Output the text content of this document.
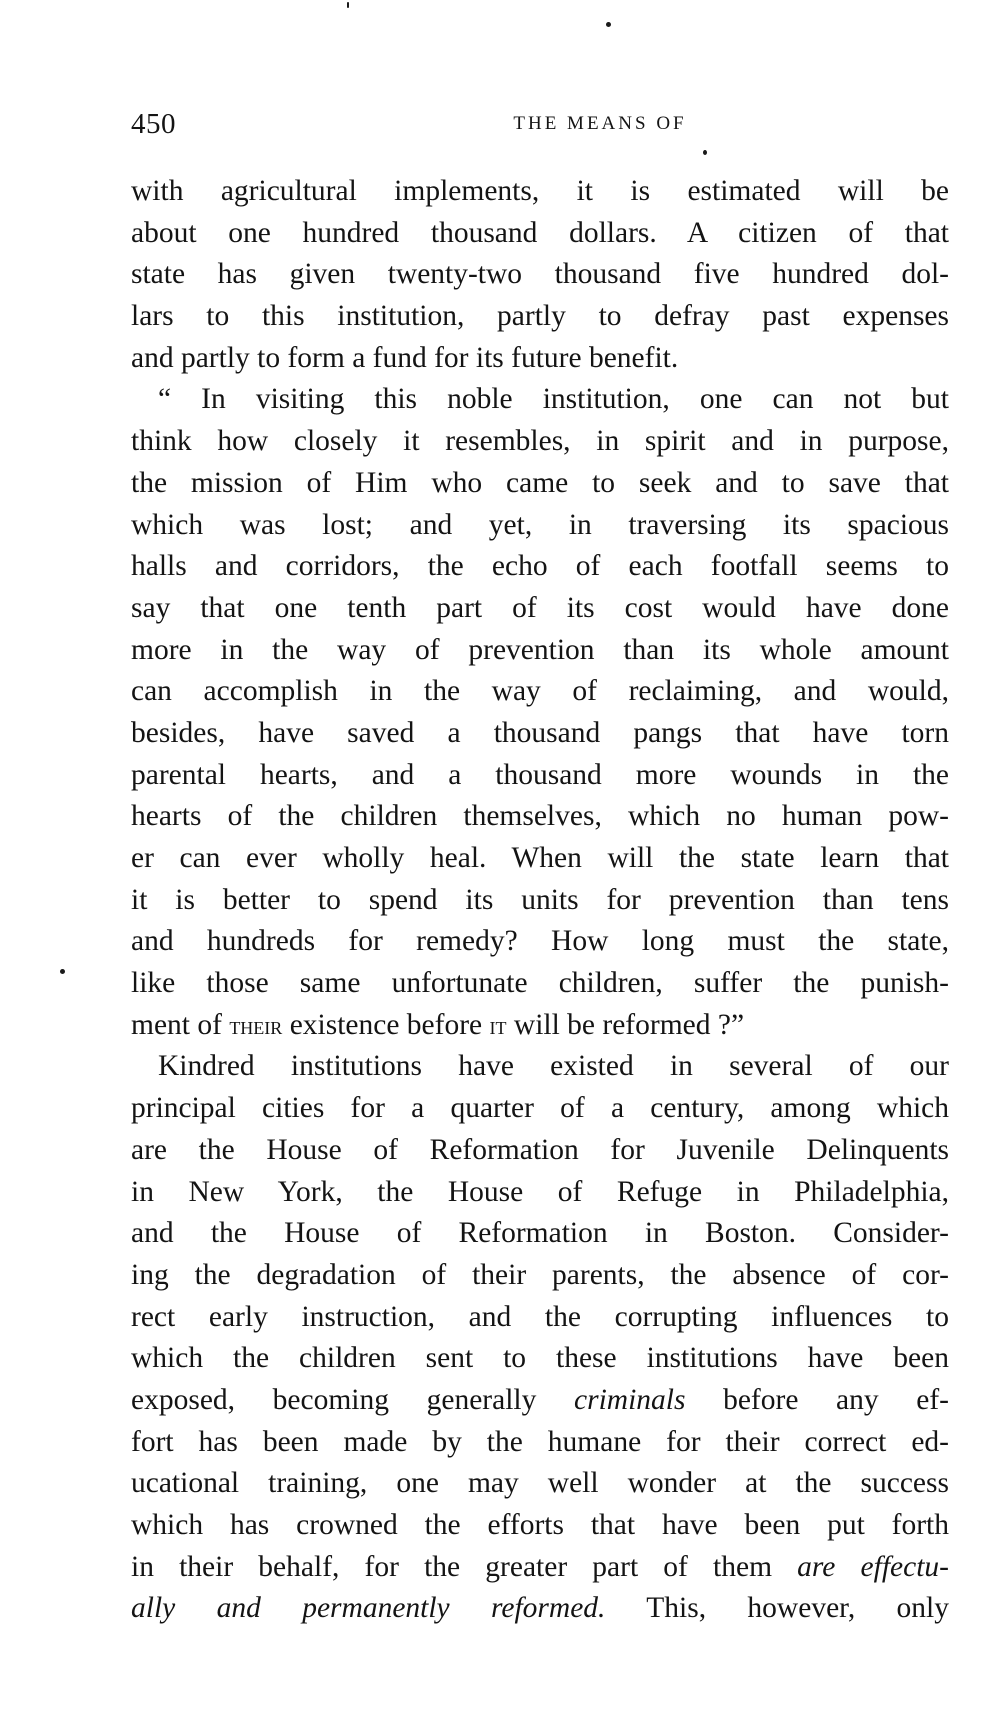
450	THE MEANS OF
with agricultural implements, it is estimated will be
about one hundred thousand dollars. A citizen of that
state has given twenty-two thousand five hundred dol-
lars to this institution, partly to defray past expenses
and partly to form a fund for its future benefit.
“ In visiting this noble institution, one can not but
think how closely it resembles, in spirit and in purpose,
the mission of Him who came to seek and to save that
which was lost; and yet, in traversing its spacious
halls and corridors, the echo of each footfall seems to
say that one tenth part of its cost would have done
more in the way of prevention than its whole amount
can accomplish in the way of reclaiming, and would,
besides, have saved a thousand pangs that have torn
parental hearts, and a thousand more wounds in the
hearts of the children themselves, which no human pow-
er can ever wholly heal. When will the state learn that
it is better to spend its units for prevention than tens
and hundreds for remedy? How long must the state,
like those same unfortunate children, suffer the punish-
ment of their existence before it will be reformed ?”
Kindred institutions have existed in several of our
principal cities for a quarter of a century, among which
are the House of Reformation for Juvenile Delinquents
in New York, the House of Refuge in Philadelphia,
and the House of Reformation in Boston. Consider-
ing the degradation of their parents, the absence of cor-
rect early instruction, and the corrupting influences to
which the children sent to these institutions have been
exposed, becoming generally criminals before any ef-
fort has been made by the humane for their correct ed-
ucational training, one may well wonder at the success
which has crowned the efforts that have been put forth
in their behalf, for the greater part of them are effectu-
ally and permanently reformed. This, however, only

★ ★ ★ ★

• **EXERCISE PROMPT**: Lines containing the word "that" are to be counted in the listing; state their number alone.

• **SOLUTION TO THE PROBLEM**: 6